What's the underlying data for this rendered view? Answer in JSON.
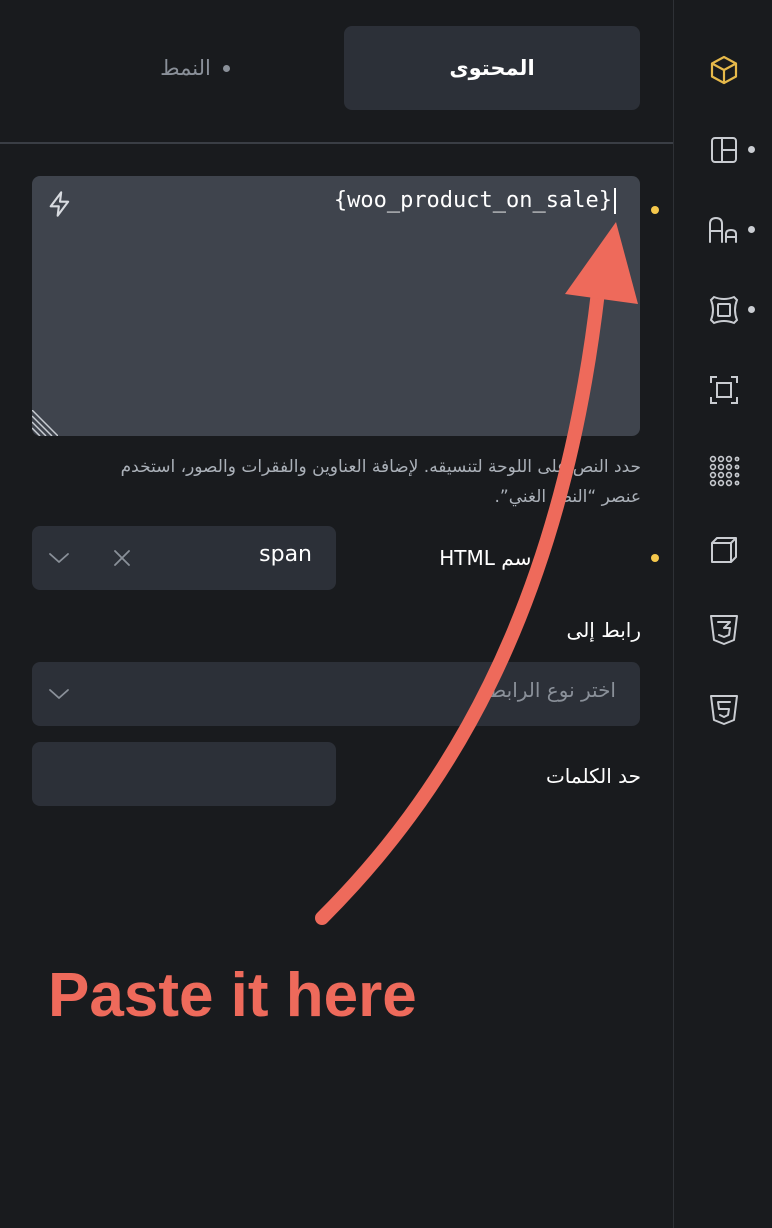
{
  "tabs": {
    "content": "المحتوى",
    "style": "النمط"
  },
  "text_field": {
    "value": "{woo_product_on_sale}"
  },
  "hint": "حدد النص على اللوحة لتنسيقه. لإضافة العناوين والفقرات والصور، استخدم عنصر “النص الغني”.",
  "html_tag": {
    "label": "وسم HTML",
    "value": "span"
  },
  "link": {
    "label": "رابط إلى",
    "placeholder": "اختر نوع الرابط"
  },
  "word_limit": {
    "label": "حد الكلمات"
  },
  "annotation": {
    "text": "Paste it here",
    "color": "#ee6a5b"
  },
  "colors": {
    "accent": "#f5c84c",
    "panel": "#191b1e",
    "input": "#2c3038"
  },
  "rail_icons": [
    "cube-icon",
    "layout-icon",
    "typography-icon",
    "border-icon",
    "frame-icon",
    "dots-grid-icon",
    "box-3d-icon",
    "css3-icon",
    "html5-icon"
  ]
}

SHORT TASK: Restate the whole listing above exactly, except for its images.

IN RESPONSE:
What's the underlying data for this rendered view? Answer in JSON.
{
  "tabs": {
    "content": "المحتوى",
    "style": "النمط"
  },
  "text_field": {
    "value": "{woo_product_on_sale}"
  },
  "hint": "حدد النص على اللوحة لتنسيقه. لإضافة العناوين والفقرات والصور، استخدم عنصر “النص الغني”.",
  "html_tag": {
    "label": "وسم HTML",
    "value": "span"
  },
  "link": {
    "label": "رابط إلى",
    "placeholder": "اختر نوع الرابط"
  },
  "word_limit": {
    "label": "حد الكلمات"
  },
  "annotation": {
    "text": "Paste it here",
    "color": "#ee6a5b"
  },
  "colors": {
    "accent": "#f5c84c",
    "panel": "#191b1e",
    "input": "#2c3038"
  },
  "rail_icons": [
    "cube-icon",
    "layout-icon",
    "typography-icon",
    "border-icon",
    "frame-icon",
    "dots-grid-icon",
    "box-3d-icon",
    "css3-icon",
    "html5-icon"
  ]
}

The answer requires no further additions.